>> start Stored data

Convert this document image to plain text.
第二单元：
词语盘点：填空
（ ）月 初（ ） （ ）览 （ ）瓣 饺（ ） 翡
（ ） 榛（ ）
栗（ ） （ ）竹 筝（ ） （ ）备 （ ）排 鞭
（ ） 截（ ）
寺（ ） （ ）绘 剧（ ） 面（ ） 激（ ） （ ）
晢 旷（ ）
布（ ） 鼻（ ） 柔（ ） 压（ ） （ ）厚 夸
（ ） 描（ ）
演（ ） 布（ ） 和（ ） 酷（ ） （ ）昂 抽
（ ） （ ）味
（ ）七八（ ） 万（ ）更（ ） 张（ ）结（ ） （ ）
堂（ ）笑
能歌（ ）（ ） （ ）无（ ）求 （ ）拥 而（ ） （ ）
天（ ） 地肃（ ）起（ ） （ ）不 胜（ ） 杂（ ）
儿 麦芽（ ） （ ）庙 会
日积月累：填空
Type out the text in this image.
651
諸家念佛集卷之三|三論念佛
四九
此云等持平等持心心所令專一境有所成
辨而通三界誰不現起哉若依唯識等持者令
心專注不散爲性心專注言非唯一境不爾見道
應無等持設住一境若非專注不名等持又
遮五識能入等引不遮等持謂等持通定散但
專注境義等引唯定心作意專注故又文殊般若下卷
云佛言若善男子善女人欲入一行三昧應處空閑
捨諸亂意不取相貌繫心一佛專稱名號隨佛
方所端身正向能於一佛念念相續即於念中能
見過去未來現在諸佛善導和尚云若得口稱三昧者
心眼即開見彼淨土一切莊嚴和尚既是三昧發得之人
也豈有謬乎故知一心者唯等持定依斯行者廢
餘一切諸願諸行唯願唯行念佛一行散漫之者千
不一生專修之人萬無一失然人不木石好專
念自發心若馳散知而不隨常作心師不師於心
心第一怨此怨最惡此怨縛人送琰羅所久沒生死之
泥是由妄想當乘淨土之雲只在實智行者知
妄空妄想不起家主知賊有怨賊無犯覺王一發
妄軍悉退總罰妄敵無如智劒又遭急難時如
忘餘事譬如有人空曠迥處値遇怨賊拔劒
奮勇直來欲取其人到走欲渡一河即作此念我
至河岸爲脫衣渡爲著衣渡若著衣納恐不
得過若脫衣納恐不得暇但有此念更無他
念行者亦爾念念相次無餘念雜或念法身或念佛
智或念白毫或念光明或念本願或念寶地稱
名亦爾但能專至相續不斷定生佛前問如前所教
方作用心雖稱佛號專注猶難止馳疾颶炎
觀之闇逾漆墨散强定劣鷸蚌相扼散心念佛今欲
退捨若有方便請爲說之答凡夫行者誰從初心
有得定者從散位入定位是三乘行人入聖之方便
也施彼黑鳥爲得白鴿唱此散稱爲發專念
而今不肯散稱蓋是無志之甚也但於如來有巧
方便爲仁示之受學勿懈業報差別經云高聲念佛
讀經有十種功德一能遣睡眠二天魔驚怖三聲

>> end Stored data

What the exercise asks →
Return every record, word for word.

Written response →
Convert this document image to plain text.
第二单元：
词语盘点：填空
（ ）月 初（ ） （ ）览 （ ）瓣 饺（ ） 翡
（ ） 榛（ ）
栗（ ） （ ）竹 筝（ ） （ ）备 （ ）排 鞭
（ ） 截（ ）
寺（ ） （ ）绘 剧（ ） 面（ ） 激（ ） （ ）
晢 旷（ ）
布（ ） 鼻（ ） 柔（ ） 压（ ） （ ）厚 夸
（ ） 描（ ）
演（ ） 布（ ） 和（ ） 酷（ ） （ ）昂 抽
（ ） （ ）味
（ ）七八（ ） 万（ ）更（ ） 张（ ）结（ ） （ ）
堂（ ）笑
能歌（ ）（ ） （ ）无（ ）求 （ ）拥 而（ ） （ ）
天（ ） 地肃（ ）起（ ） （ ）不 胜（ ） 杂（ ）
儿 麦芽（ ） （ ）庙 会
日积月累：填空
Type out the text in this image.
651
諸家念佛集卷之三|三論念佛
四九
此云等持平等持心心所令專一境有所成
辨而通三界誰不現起哉若依唯識等持者令
心專注不散爲性心專注言非唯一境不爾見道
應無等持設住一境若非專注不名等持又
遮五識能入等引不遮等持謂等持通定散但
專注境義等引唯定心作意專注故又文殊般若下卷
云佛言若善男子善女人欲入一行三昧應處空閑
捨諸亂意不取相貌繫心一佛專稱名號隨佛
方所端身正向能於一佛念念相續即於念中能
見過去未來現在諸佛善導和尚云若得口稱三昧者
心眼即開見彼淨土一切莊嚴和尚既是三昧發得之人
也豈有謬乎故知一心者唯等持定依斯行者廢
餘一切諸願諸行唯願唯行念佛一行散漫之者千
不一生專修之人萬無一失然人不木石好專
念自發心若馳散知而不隨常作心師不師於心
心第一怨此怨最惡此怨縛人送琰羅所久沒生死之
泥是由妄想當乘淨土之雲只在實智行者知
妄空妄想不起家主知賊有怨賊無犯覺王一發
妄軍悉退總罰妄敵無如智劒又遭急難時如
忘餘事譬如有人空曠迥處値遇怨賊拔劒
奮勇直來欲取其人到走欲渡一河即作此念我
至河岸爲脫衣渡爲著衣渡若著衣納恐不
得過若脫衣納恐不得暇但有此念更無他
念行者亦爾念念相次無餘念雜或念法身或念佛
智或念白毫或念光明或念本願或念寶地稱
名亦爾但能專至相續不斷定生佛前問如前所教
方作用心雖稱佛號專注猶難止馳疾颶炎
觀之闇逾漆墨散强定劣鷸蚌相扼散心念佛今欲
退捨若有方便請爲說之答凡夫行者誰從初心
有得定者從散位入定位是三乘行人入聖之方便
也施彼黑鳥爲得白鴿唱此散稱爲發專念
而今不肯散稱蓋是無志之甚也但於如來有巧
方便爲仁示之受學勿懈業報差別經云高聲念佛
讀經有十種功德一能遣睡眠二天魔驚怖三聲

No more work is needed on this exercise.